▶ _Task details_:
Transcribe each of the following lines verbatim, keeping every character unchanged.

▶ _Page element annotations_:
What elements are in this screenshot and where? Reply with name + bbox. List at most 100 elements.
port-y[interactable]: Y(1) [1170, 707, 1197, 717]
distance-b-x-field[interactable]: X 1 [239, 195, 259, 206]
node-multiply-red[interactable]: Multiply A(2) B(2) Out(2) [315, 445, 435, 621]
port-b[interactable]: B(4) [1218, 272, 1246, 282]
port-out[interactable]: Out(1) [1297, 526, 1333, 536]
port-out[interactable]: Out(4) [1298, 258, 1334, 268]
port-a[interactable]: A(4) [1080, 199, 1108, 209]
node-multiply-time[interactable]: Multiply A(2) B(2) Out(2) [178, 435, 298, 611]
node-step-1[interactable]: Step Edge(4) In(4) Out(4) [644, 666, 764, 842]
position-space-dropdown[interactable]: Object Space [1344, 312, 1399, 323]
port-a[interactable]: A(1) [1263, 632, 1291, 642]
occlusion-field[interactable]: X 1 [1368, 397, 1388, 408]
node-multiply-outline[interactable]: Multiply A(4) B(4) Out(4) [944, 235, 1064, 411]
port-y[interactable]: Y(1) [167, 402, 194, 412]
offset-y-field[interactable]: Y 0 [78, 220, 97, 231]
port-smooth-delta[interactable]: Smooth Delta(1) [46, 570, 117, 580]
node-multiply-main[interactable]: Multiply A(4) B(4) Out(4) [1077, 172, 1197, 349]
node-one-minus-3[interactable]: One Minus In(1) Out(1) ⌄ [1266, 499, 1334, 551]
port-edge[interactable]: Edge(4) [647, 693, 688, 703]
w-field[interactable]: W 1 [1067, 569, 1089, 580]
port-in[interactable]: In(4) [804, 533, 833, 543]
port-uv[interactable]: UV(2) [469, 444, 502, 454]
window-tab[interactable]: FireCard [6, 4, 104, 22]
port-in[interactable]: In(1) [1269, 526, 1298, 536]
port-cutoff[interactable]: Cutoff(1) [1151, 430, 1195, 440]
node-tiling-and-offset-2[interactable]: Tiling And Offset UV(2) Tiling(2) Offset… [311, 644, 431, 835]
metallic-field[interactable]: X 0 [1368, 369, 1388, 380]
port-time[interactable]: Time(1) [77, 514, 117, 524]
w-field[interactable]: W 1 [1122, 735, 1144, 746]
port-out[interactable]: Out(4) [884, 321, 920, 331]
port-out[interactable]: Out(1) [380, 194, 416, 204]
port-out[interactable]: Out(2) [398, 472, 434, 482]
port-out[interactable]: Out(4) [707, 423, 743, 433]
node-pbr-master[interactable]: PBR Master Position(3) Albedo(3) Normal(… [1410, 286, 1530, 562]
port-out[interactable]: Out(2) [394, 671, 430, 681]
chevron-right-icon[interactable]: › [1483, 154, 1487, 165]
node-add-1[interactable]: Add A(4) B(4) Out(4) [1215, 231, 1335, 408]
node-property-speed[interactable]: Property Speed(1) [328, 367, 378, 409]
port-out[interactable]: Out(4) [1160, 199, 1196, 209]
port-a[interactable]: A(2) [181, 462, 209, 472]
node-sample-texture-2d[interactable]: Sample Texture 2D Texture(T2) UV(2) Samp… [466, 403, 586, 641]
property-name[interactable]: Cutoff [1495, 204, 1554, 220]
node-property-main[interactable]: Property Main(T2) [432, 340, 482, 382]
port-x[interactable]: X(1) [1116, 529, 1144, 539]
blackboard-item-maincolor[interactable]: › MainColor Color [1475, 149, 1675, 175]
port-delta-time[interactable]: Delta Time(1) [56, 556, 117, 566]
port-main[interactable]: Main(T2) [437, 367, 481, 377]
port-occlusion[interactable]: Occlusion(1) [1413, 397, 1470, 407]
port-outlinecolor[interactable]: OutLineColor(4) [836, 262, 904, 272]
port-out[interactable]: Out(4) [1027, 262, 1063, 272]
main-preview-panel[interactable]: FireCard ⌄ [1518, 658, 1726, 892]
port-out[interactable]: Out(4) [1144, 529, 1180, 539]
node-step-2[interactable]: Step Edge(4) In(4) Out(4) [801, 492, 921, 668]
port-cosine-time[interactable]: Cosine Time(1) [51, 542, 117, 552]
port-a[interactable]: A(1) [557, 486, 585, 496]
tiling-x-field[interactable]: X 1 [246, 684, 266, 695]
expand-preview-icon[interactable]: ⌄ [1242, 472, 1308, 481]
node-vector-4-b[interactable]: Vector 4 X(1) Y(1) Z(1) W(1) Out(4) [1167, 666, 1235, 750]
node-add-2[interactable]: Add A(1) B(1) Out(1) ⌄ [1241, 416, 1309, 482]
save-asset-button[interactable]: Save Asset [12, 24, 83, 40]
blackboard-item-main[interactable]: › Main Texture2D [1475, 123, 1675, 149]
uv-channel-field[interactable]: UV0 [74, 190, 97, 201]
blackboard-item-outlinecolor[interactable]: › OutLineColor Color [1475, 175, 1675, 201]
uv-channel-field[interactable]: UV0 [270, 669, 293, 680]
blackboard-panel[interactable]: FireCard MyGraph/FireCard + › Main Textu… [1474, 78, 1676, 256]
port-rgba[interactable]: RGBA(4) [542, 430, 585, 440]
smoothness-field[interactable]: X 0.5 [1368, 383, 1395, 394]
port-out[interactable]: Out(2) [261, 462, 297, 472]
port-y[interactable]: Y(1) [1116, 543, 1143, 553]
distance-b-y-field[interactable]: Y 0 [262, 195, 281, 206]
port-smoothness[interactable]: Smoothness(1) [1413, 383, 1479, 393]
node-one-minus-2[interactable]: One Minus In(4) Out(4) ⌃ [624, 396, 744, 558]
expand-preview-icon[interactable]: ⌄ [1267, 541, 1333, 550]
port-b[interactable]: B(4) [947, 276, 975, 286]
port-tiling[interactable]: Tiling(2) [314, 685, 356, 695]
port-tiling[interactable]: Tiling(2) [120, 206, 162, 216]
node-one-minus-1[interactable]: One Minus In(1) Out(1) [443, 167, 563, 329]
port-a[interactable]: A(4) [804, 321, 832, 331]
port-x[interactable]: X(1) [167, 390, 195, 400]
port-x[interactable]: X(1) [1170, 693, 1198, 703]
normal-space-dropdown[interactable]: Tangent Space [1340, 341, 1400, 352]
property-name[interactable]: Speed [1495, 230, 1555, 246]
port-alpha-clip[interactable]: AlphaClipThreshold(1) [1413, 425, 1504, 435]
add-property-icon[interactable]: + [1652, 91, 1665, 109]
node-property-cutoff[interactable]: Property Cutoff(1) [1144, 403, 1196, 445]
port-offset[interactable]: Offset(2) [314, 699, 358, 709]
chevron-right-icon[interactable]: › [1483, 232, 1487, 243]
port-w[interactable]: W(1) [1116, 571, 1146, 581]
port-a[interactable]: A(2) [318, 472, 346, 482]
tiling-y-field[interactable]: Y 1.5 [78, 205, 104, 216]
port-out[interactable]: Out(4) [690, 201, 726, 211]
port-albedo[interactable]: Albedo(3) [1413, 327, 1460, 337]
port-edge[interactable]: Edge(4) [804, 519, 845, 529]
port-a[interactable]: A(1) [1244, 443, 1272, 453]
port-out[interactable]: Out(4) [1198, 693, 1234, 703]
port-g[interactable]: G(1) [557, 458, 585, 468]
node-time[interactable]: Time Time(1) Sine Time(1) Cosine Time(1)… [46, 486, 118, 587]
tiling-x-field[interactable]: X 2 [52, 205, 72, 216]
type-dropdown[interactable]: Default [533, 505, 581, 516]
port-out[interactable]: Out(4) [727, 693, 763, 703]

▶ _The response_:
What elements are in this screenshot and where? Reply with name + bbox. List at most 100 elements.
port-y[interactable]: Y(1) [1170, 707, 1197, 717]
distance-b-x-field[interactable]: X 1 [239, 195, 259, 206]
node-multiply-red[interactable]: Multiply A(2) B(2) Out(2) [315, 445, 435, 621]
port-b[interactable]: B(4) [1218, 272, 1246, 282]
port-out[interactable]: Out(1) [1297, 526, 1333, 536]
port-out[interactable]: Out(4) [1298, 258, 1334, 268]
port-a[interactable]: A(4) [1080, 199, 1108, 209]
node-multiply-time[interactable]: Multiply A(2) B(2) Out(2) [178, 435, 298, 611]
node-step-1[interactable]: Step Edge(4) In(4) Out(4) [644, 666, 764, 842]
position-space-dropdown[interactable]: Object Space [1344, 312, 1399, 323]
port-a[interactable]: A(1) [1263, 632, 1291, 642]
occlusion-field[interactable]: X 1 [1368, 397, 1388, 408]
node-multiply-outline[interactable]: Multiply A(4) B(4) Out(4) [944, 235, 1064, 411]
port-y[interactable]: Y(1) [167, 402, 194, 412]
offset-y-field[interactable]: Y 0 [78, 220, 97, 231]
port-smooth-delta[interactable]: Smooth Delta(1) [46, 570, 117, 580]
node-multiply-main[interactable]: Multiply A(4) B(4) Out(4) [1077, 172, 1197, 349]
node-one-minus-3[interactable]: One Minus In(1) Out(1) ⌄ [1266, 499, 1334, 551]
port-edge[interactable]: Edge(4) [647, 693, 688, 703]
w-field[interactable]: W 1 [1067, 569, 1089, 580]
port-in[interactable]: In(4) [804, 533, 833, 543]
port-uv[interactable]: UV(2) [469, 444, 502, 454]
window-tab[interactable]: FireCard [6, 4, 104, 22]
port-in[interactable]: In(1) [1269, 526, 1298, 536]
port-cutoff[interactable]: Cutoff(1) [1151, 430, 1195, 440]
node-tiling-and-offset-2[interactable]: Tiling And Offset UV(2) Tiling(2) Offset… [311, 644, 431, 835]
metallic-field[interactable]: X 0 [1368, 369, 1388, 380]
port-time[interactable]: Time(1) [77, 514, 117, 524]
w-field[interactable]: W 1 [1122, 735, 1144, 746]
port-out[interactable]: Out(4) [884, 321, 920, 331]
port-out[interactable]: Out(1) [380, 194, 416, 204]
port-out[interactable]: Out(2) [398, 472, 434, 482]
port-out[interactable]: Out(4) [707, 423, 743, 433]
node-pbr-master[interactable]: PBR Master Position(3) Albedo(3) Normal(… [1410, 286, 1530, 562]
port-out[interactable]: Out(2) [394, 671, 430, 681]
chevron-right-icon[interactable]: › [1483, 154, 1487, 165]
node-add-1[interactable]: Add A(4) B(4) Out(4) [1215, 231, 1335, 408]
node-property-speed[interactable]: Property Speed(1) [328, 367, 378, 409]
port-out[interactable]: Out(4) [1160, 199, 1196, 209]
port-a[interactable]: A(2) [181, 462, 209, 472]
node-sample-texture-2d[interactable]: Sample Texture 2D Texture(T2) UV(2) Samp… [466, 403, 586, 641]
property-name[interactable]: Cutoff [1495, 204, 1554, 220]
node-property-main[interactable]: Property Main(T2) [432, 340, 482, 382]
port-x[interactable]: X(1) [1116, 529, 1144, 539]
blackboard-item-maincolor[interactable]: › MainColor Color [1475, 149, 1675, 175]
port-delta-time[interactable]: Delta Time(1) [56, 556, 117, 566]
port-main[interactable]: Main(T2) [437, 367, 481, 377]
port-occlusion[interactable]: Occlusion(1) [1413, 397, 1470, 407]
port-outlinecolor[interactable]: OutLineColor(4) [836, 262, 904, 272]
port-out[interactable]: Out(4) [1027, 262, 1063, 272]
main-preview-panel[interactable]: FireCard ⌄ [1518, 658, 1726, 892]
port-out[interactable]: Out(4) [1144, 529, 1180, 539]
node-step-2[interactable]: Step Edge(4) In(4) Out(4) [801, 492, 921, 668]
port-cosine-time[interactable]: Cosine Time(1) [51, 542, 117, 552]
port-a[interactable]: A(1) [557, 486, 585, 496]
tiling-x-field[interactable]: X 1 [246, 684, 266, 695]
expand-preview-icon[interactable]: ⌄ [1242, 472, 1308, 481]
node-vector-4-b[interactable]: Vector 4 X(1) Y(1) Z(1) W(1) Out(4) [1167, 666, 1235, 750]
node-add-2[interactable]: Add A(1) B(1) Out(1) ⌄ [1241, 416, 1309, 482]
save-asset-button[interactable]: Save Asset [12, 24, 83, 40]
blackboard-item-main[interactable]: › Main Texture2D [1475, 123, 1675, 149]
uv-channel-field[interactable]: UV0 [74, 190, 97, 201]
blackboard-item-outlinecolor[interactable]: › OutLineColor Color [1475, 175, 1675, 201]
uv-channel-field[interactable]: UV0 [270, 669, 293, 680]
blackboard-panel[interactable]: FireCard MyGraph/FireCard + › Main Textu… [1474, 78, 1676, 256]
port-rgba[interactable]: RGBA(4) [542, 430, 585, 440]
smoothness-field[interactable]: X 0.5 [1368, 383, 1395, 394]
port-out[interactable]: Out(2) [261, 462, 297, 472]
port-y[interactable]: Y(1) [1116, 543, 1143, 553]
distance-b-y-field[interactable]: Y 0 [262, 195, 281, 206]
port-smoothness[interactable]: Smoothness(1) [1413, 383, 1479, 393]
node-one-minus-2[interactable]: One Minus In(4) Out(4) ⌃ [624, 396, 744, 558]
expand-preview-icon[interactable]: ⌄ [1267, 541, 1333, 550]
port-b[interactable]: B(4) [947, 276, 975, 286]
port-tiling[interactable]: Tiling(2) [314, 685, 356, 695]
port-tiling[interactable]: Tiling(2) [120, 206, 162, 216]
node-one-minus-1[interactable]: One Minus In(1) Out(1) [443, 167, 563, 329]
port-a[interactable]: A(4) [804, 321, 832, 331]
port-x[interactable]: X(1) [167, 390, 195, 400]
port-x[interactable]: X(1) [1170, 693, 1198, 703]
normal-space-dropdown[interactable]: Tangent Space [1340, 341, 1400, 352]
property-name[interactable]: Speed [1495, 230, 1555, 246]
port-alpha-clip[interactable]: AlphaClipThreshold(1) [1413, 425, 1504, 435]
add-property-icon[interactable]: + [1652, 91, 1665, 109]
node-property-cutoff[interactable]: Property Cutoff(1) [1144, 403, 1196, 445]
port-offset[interactable]: Offset(2) [314, 699, 358, 709]
chevron-right-icon[interactable]: › [1483, 232, 1487, 243]
port-w[interactable]: W(1) [1116, 571, 1146, 581]
port-a[interactable]: A(2) [318, 472, 346, 482]
tiling-y-field[interactable]: Y 1.5 [78, 205, 104, 216]
port-out[interactable]: Out(4) [690, 201, 726, 211]
port-albedo[interactable]: Albedo(3) [1413, 327, 1460, 337]
port-edge[interactable]: Edge(4) [804, 519, 845, 529]
port-a[interactable]: A(1) [1244, 443, 1272, 453]
port-out[interactable]: Out(4) [1198, 693, 1234, 703]
port-g[interactable]: G(1) [557, 458, 585, 468]
node-time[interactable]: Time Time(1) Sine Time(1) Cosine Time(1)… [46, 486, 118, 587]
tiling-x-field[interactable]: X 2 [52, 205, 72, 216]
type-dropdown[interactable]: Default [533, 505, 581, 516]
port-out[interactable]: Out(4) [727, 693, 763, 703]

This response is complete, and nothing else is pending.